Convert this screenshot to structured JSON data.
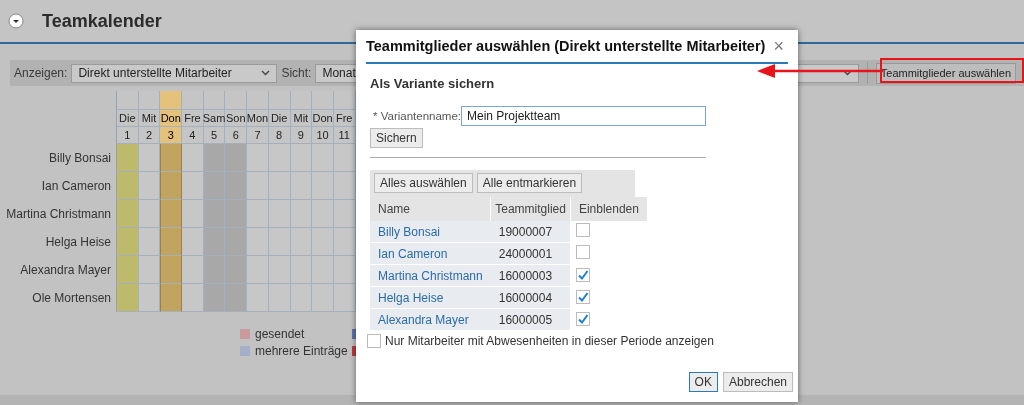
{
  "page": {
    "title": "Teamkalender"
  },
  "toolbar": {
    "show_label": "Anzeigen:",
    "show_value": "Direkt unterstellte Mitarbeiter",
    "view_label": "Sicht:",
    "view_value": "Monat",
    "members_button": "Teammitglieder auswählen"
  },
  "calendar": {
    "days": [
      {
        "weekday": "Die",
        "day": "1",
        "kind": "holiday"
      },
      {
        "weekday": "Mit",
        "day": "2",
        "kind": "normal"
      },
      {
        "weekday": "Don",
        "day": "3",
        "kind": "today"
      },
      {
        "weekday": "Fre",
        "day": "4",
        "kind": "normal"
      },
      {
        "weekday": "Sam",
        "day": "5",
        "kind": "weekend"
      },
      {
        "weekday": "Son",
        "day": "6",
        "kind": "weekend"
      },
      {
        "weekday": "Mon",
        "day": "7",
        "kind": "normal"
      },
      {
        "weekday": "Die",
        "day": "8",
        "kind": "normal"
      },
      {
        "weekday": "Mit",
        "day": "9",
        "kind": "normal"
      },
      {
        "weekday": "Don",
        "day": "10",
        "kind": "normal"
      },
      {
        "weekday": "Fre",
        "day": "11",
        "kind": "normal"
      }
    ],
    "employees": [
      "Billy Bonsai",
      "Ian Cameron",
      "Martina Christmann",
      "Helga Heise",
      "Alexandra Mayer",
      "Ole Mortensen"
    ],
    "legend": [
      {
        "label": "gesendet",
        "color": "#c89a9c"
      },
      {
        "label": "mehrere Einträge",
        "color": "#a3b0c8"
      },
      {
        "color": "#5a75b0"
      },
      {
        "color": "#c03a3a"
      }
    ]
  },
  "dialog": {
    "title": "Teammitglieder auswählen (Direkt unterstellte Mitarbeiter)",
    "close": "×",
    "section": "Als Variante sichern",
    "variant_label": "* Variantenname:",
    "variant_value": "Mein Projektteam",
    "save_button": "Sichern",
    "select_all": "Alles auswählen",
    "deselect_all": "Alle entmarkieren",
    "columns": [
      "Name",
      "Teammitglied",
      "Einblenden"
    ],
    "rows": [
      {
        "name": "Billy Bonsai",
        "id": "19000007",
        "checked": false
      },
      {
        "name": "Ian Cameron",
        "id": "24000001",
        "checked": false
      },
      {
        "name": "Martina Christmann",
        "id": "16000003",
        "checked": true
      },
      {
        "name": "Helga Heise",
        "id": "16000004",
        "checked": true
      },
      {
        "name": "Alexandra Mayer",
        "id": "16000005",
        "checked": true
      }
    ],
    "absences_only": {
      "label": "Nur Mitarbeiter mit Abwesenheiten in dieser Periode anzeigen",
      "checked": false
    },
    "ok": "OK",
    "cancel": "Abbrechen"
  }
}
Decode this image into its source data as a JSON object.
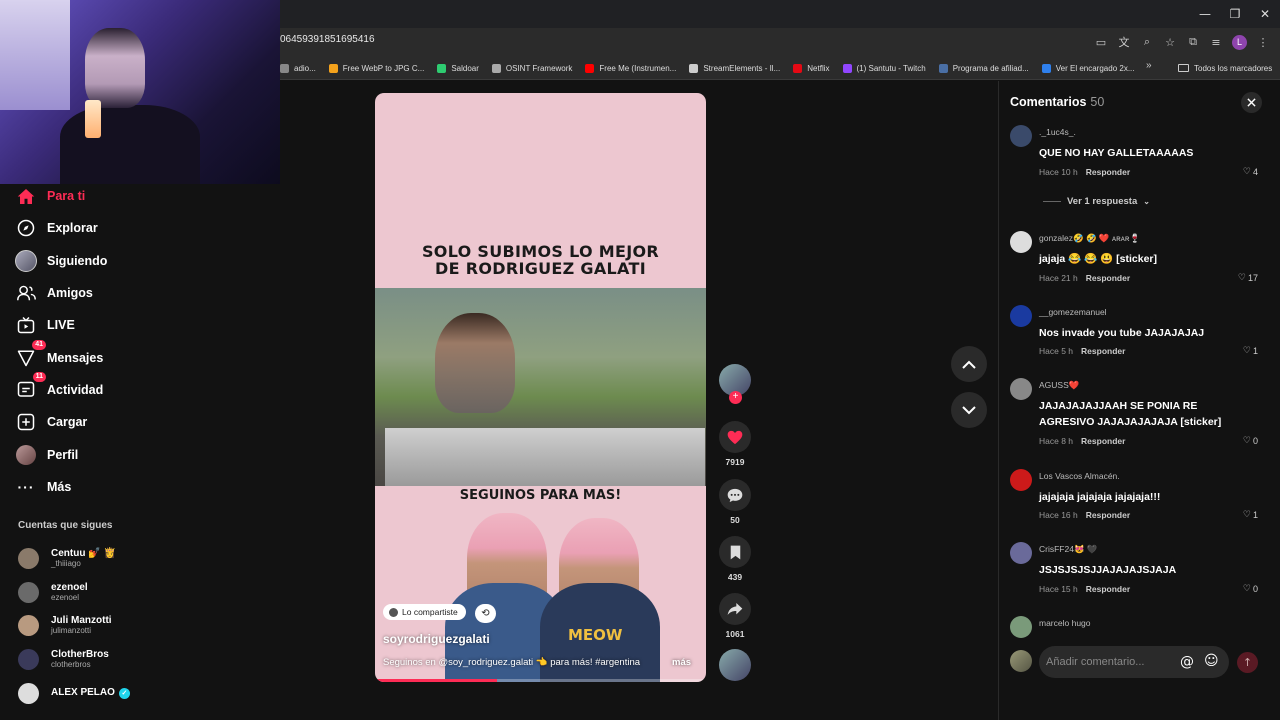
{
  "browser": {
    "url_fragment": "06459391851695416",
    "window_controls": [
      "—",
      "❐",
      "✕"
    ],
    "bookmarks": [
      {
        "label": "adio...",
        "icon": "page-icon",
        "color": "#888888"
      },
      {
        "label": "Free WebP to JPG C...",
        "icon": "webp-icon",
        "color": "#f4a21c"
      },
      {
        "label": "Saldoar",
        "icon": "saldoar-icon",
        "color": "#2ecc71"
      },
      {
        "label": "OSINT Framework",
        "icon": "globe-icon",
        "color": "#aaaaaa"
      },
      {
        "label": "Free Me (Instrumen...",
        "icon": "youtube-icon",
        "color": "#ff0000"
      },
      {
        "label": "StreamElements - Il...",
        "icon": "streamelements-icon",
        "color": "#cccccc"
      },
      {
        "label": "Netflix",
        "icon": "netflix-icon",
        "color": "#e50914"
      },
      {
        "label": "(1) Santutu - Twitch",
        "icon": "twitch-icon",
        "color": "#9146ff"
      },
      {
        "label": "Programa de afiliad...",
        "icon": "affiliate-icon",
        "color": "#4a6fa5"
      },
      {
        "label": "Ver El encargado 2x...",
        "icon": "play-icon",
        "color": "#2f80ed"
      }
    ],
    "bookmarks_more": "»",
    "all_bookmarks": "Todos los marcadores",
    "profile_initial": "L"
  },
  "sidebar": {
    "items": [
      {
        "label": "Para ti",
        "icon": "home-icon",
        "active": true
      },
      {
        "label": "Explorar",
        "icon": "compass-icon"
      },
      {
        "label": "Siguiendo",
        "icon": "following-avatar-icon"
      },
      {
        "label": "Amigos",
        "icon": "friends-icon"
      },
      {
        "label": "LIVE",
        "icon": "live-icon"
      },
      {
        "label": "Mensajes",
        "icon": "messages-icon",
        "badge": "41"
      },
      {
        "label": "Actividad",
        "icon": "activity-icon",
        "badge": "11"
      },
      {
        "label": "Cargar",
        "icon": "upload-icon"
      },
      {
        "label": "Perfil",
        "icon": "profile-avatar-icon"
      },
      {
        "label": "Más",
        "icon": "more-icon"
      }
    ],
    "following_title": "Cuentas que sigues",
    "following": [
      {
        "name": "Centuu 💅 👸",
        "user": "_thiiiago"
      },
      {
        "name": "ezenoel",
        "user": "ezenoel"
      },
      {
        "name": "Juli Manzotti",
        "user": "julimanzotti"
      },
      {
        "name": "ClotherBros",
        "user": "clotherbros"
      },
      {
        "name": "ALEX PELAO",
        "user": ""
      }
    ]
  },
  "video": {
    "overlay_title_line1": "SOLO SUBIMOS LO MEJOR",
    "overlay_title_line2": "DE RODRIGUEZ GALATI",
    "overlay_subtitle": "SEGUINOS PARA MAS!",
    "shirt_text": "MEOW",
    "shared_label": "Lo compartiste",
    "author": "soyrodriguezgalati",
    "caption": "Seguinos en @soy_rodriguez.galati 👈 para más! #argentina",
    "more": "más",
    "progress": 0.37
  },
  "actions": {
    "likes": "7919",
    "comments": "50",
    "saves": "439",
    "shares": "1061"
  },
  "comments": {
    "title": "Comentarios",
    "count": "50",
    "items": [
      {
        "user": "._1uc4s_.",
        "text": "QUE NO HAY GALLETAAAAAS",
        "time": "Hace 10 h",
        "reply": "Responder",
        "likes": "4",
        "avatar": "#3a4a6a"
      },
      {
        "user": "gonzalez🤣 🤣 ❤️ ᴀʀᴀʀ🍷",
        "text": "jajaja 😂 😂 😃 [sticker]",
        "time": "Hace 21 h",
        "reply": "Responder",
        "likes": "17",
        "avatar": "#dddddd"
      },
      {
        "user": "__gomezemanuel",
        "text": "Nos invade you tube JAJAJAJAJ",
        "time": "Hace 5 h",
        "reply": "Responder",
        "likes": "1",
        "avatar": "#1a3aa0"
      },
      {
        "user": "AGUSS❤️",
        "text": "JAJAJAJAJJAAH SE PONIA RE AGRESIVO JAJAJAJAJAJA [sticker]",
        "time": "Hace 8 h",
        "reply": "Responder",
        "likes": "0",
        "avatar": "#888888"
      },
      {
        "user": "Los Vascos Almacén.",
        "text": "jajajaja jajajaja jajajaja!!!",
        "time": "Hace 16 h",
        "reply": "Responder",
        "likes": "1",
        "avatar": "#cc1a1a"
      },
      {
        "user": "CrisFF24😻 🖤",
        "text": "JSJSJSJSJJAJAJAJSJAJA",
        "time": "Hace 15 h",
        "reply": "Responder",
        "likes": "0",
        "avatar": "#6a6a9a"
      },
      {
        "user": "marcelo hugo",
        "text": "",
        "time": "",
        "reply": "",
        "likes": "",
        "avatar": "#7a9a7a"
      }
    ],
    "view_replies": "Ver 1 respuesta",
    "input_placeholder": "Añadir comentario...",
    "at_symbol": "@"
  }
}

==================================================

§ **WHAT TO WORK ON**:
Write out the full set of lines verbatim, without the pictures.

§ **ANSWER TO THIS TASK**:
Convert this screenshot to structured JSON data.
{
  "page": {
    "title": "Teamkalender"
  },
  "toolbar": {
    "show_label": "Anzeigen:",
    "show_value": "Direkt unterstellte Mitarbeiter",
    "view_label": "Sicht:",
    "view_value": "Monat",
    "members_button": "Teammitglieder auswählen"
  },
  "calendar": {
    "days": [
      {
        "weekday": "Die",
        "day": "1",
        "kind": "holiday"
      },
      {
        "weekday": "Mit",
        "day": "2",
        "kind": "normal"
      },
      {
        "weekday": "Don",
        "day": "3",
        "kind": "today"
      },
      {
        "weekday": "Fre",
        "day": "4",
        "kind": "normal"
      },
      {
        "weekday": "Sam",
        "day": "5",
        "kind": "weekend"
      },
      {
        "weekday": "Son",
        "day": "6",
        "kind": "weekend"
      },
      {
        "weekday": "Mon",
        "day": "7",
        "kind": "normal"
      },
      {
        "weekday": "Die",
        "day": "8",
        "kind": "normal"
      },
      {
        "weekday": "Mit",
        "day": "9",
        "kind": "normal"
      },
      {
        "weekday": "Don",
        "day": "10",
        "kind": "normal"
      },
      {
        "weekday": "Fre",
        "day": "11",
        "kind": "normal"
      }
    ],
    "employees": [
      "Billy Bonsai",
      "Ian Cameron",
      "Martina Christmann",
      "Helga Heise",
      "Alexandra Mayer",
      "Ole Mortensen"
    ],
    "legend": [
      {
        "label": "gesendet",
        "color": "#c89a9c"
      },
      {
        "label": "mehrere Einträge",
        "color": "#a3b0c8"
      },
      {
        "color": "#5a75b0"
      },
      {
        "color": "#c03a3a"
      }
    ]
  },
  "dialog": {
    "title": "Teammitglieder auswählen (Direkt unterstellte Mitarbeiter)",
    "close": "×",
    "section": "Als Variante sichern",
    "variant_label": "* Variantenname:",
    "variant_value": "Mein Projektteam",
    "save_button": "Sichern",
    "select_all": "Alles auswählen",
    "deselect_all": "Alle entmarkieren",
    "columns": [
      "Name",
      "Teammitglied",
      "Einblenden"
    ],
    "rows": [
      {
        "name": "Billy Bonsai",
        "id": "19000007",
        "checked": false
      },
      {
        "name": "Ian Cameron",
        "id": "24000001",
        "checked": false
      },
      {
        "name": "Martina Christmann",
        "id": "16000003",
        "checked": true
      },
      {
        "name": "Helga Heise",
        "id": "16000004",
        "checked": true
      },
      {
        "name": "Alexandra Mayer",
        "id": "16000005",
        "checked": true
      }
    ],
    "absences_only": {
      "label": "Nur Mitarbeiter mit Abwesenheiten in dieser Periode anzeigen",
      "checked": false
    },
    "ok": "OK",
    "cancel": "Abbrechen"
  }
}
Decode this image into its source data as a JSON object.
{
  "browser": {
    "url_fragment": "06459391851695416",
    "window_controls": [
      "—",
      "❐",
      "✕"
    ],
    "bookmarks": [
      {
        "label": "adio...",
        "icon": "page-icon",
        "color": "#888888"
      },
      {
        "label": "Free WebP to JPG C...",
        "icon": "webp-icon",
        "color": "#f4a21c"
      },
      {
        "label": "Saldoar",
        "icon": "saldoar-icon",
        "color": "#2ecc71"
      },
      {
        "label": "OSINT Framework",
        "icon": "globe-icon",
        "color": "#aaaaaa"
      },
      {
        "label": "Free Me (Instrumen...",
        "icon": "youtube-icon",
        "color": "#ff0000"
      },
      {
        "label": "StreamElements - Il...",
        "icon": "streamelements-icon",
        "color": "#cccccc"
      },
      {
        "label": "Netflix",
        "icon": "netflix-icon",
        "color": "#e50914"
      },
      {
        "label": "(1) Santutu - Twitch",
        "icon": "twitch-icon",
        "color": "#9146ff"
      },
      {
        "label": "Programa de afiliad...",
        "icon": "affiliate-icon",
        "color": "#4a6fa5"
      },
      {
        "label": "Ver El encargado 2x...",
        "icon": "play-icon",
        "color": "#2f80ed"
      }
    ],
    "bookmarks_more": "»",
    "all_bookmarks": "Todos los marcadores",
    "profile_initial": "L"
  },
  "sidebar": {
    "items": [
      {
        "label": "Para ti",
        "icon": "home-icon",
        "active": true
      },
      {
        "label": "Explorar",
        "icon": "compass-icon"
      },
      {
        "label": "Siguiendo",
        "icon": "following-avatar-icon"
      },
      {
        "label": "Amigos",
        "icon": "friends-icon"
      },
      {
        "label": "LIVE",
        "icon": "live-icon"
      },
      {
        "label": "Mensajes",
        "icon": "messages-icon",
        "badge": "41"
      },
      {
        "label": "Actividad",
        "icon": "activity-icon",
        "badge": "11"
      },
      {
        "label": "Cargar",
        "icon": "upload-icon"
      },
      {
        "label": "Perfil",
        "icon": "profile-avatar-icon"
      },
      {
        "label": "Más",
        "icon": "more-icon"
      }
    ],
    "following_title": "Cuentas que sigues",
    "following": [
      {
        "name": "Centuu 💅 👸",
        "user": "_thiiiago"
      },
      {
        "name": "ezenoel",
        "user": "ezenoel"
      },
      {
        "name": "Juli Manzotti",
        "user": "julimanzotti"
      },
      {
        "name": "ClotherBros",
        "user": "clotherbros"
      },
      {
        "name": "ALEX PELAO",
        "user": ""
      }
    ]
  },
  "video": {
    "overlay_title_line1": "SOLO SUBIMOS LO MEJOR",
    "overlay_title_line2": "DE RODRIGUEZ GALATI",
    "overlay_subtitle": "SEGUINOS PARA MAS!",
    "shirt_text": "MEOW",
    "shared_label": "Lo compartiste",
    "author": "soyrodriguezgalati",
    "caption": "Seguinos en @soy_rodriguez.galati 👈 para más! #argentina",
    "more": "más",
    "progress": 0.37
  },
  "actions": {
    "likes": "7919",
    "comments": "50",
    "saves": "439",
    "shares": "1061"
  },
  "comments": {
    "title": "Comentarios",
    "count": "50",
    "items": [
      {
        "user": "._1uc4s_.",
        "text": "QUE NO HAY GALLETAAAAAS",
        "time": "Hace 10 h",
        "reply": "Responder",
        "likes": "4",
        "avatar": "#3a4a6a"
      },
      {
        "user": "gonzalez🤣 🤣 ❤️ ᴀʀᴀʀ🍷",
        "text": "jajaja 😂 😂 😃 [sticker]",
        "time": "Hace 21 h",
        "reply": "Responder",
        "likes": "17",
        "avatar": "#dddddd"
      },
      {
        "user": "__gomezemanuel",
        "text": "Nos invade you tube JAJAJAJAJ",
        "time": "Hace 5 h",
        "reply": "Responder",
        "likes": "1",
        "avatar": "#1a3aa0"
      },
      {
        "user": "AGUSS❤️",
        "text": "JAJAJAJAJJAAH SE PONIA RE AGRESIVO JAJAJAJAJAJA [sticker]",
        "time": "Hace 8 h",
        "reply": "Responder",
        "likes": "0",
        "avatar": "#888888"
      },
      {
        "user": "Los Vascos Almacén.",
        "text": "jajajaja jajajaja jajajaja!!!",
        "time": "Hace 16 h",
        "reply": "Responder",
        "likes": "1",
        "avatar": "#cc1a1a"
      },
      {
        "user": "CrisFF24😻 🖤",
        "text": "JSJSJSJSJJAJAJAJSJAJA",
        "time": "Hace 15 h",
        "reply": "Responder",
        "likes": "0",
        "avatar": "#6a6a9a"
      },
      {
        "user": "marcelo hugo",
        "text": "",
        "time": "",
        "reply": "",
        "likes": "",
        "avatar": "#7a9a7a"
      }
    ],
    "view_replies": "Ver 1 respuesta",
    "input_placeholder": "Añadir comentario...",
    "at_symbol": "@"
  }
}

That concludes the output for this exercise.